_To be done:_ Give the data a second time, exactly and in full.

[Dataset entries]
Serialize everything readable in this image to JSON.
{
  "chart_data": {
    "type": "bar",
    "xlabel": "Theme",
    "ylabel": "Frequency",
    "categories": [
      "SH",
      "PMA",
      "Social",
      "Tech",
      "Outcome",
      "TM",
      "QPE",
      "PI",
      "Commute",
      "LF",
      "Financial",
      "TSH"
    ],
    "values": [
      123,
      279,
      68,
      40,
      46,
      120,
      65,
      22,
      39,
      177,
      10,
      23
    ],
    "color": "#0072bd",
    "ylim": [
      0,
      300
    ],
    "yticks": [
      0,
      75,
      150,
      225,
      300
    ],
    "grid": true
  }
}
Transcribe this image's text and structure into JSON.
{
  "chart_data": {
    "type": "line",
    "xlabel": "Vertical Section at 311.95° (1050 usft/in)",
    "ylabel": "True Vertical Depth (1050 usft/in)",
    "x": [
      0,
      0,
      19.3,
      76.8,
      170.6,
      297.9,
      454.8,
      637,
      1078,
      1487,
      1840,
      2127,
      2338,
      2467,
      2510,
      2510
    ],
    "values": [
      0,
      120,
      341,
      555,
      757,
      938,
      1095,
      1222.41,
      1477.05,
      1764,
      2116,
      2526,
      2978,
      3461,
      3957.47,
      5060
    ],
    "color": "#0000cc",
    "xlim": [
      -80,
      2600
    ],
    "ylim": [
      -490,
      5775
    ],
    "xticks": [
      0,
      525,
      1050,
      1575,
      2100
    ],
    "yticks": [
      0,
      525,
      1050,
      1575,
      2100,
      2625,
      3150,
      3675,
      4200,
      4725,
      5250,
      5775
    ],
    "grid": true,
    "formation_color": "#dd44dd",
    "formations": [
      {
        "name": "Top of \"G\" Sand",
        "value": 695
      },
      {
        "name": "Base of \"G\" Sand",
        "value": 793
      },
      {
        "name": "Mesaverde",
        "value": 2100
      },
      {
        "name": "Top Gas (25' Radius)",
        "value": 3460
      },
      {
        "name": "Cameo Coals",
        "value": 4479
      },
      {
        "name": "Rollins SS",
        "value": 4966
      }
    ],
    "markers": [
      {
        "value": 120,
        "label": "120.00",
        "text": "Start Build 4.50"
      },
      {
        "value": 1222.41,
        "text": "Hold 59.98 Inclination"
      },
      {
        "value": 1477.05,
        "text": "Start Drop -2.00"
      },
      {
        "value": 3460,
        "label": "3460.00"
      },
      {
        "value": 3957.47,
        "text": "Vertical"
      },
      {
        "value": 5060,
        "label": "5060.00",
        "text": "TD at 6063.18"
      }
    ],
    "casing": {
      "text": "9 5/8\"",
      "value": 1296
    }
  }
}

_Answer for this exercise:_
Serialize everything readable in this image to JSON.
{
  "chart_data": {
    "type": "bar",
    "xlabel": "Theme",
    "ylabel": "Frequency",
    "categories": [
      "SH",
      "PMA",
      "Social",
      "Tech",
      "Outcome",
      "TM",
      "QPE",
      "PI",
      "Commute",
      "LF",
      "Financial",
      "TSH"
    ],
    "values": [
      123,
      279,
      68,
      40,
      46,
      120,
      65,
      22,
      39,
      177,
      10,
      23
    ],
    "color": "#0072bd",
    "ylim": [
      0,
      300
    ],
    "yticks": [
      0,
      75,
      150,
      225,
      300
    ],
    "grid": true
  }
}
Transcribe this image's text and structure into JSON.
{
  "chart_data": {
    "type": "line",
    "xlabel": "Vertical Section at 311.95° (1050 usft/in)",
    "ylabel": "True Vertical Depth (1050 usft/in)",
    "x": [
      0,
      0,
      19.3,
      76.8,
      170.6,
      297.9,
      454.8,
      637,
      1078,
      1487,
      1840,
      2127,
      2338,
      2467,
      2510,
      2510
    ],
    "values": [
      0,
      120,
      341,
      555,
      757,
      938,
      1095,
      1222.41,
      1477.05,
      1764,
      2116,
      2526,
      2978,
      3461,
      3957.47,
      5060
    ],
    "color": "#0000cc",
    "xlim": [
      -80,
      2600
    ],
    "ylim": [
      -490,
      5775
    ],
    "xticks": [
      0,
      525,
      1050,
      1575,
      2100
    ],
    "yticks": [
      0,
      525,
      1050,
      1575,
      2100,
      2625,
      3150,
      3675,
      4200,
      4725,
      5250,
      5775
    ],
    "grid": true,
    "formation_color": "#dd44dd",
    "formations": [
      {
        "name": "Top of \"G\" Sand",
        "value": 695
      },
      {
        "name": "Base of \"G\" Sand",
        "value": 793
      },
      {
        "name": "Mesaverde",
        "value": 2100
      },
      {
        "name": "Top Gas (25' Radius)",
        "value": 3460
      },
      {
        "name": "Cameo Coals",
        "value": 4479
      },
      {
        "name": "Rollins SS",
        "value": 4966
      }
    ],
    "markers": [
      {
        "value": 120,
        "label": "120.00",
        "text": "Start Build 4.50"
      },
      {
        "value": 1222.41,
        "text": "Hold 59.98 Inclination"
      },
      {
        "value": 1477.05,
        "text": "Start Drop -2.00"
      },
      {
        "value": 3460,
        "label": "3460.00"
      },
      {
        "value": 3957.47,
        "text": "Vertical"
      },
      {
        "value": 5060,
        "label": "5060.00",
        "text": "TD at 6063.18"
      }
    ],
    "casing": {
      "text": "9 5/8\"",
      "value": 1296
    }
  }
}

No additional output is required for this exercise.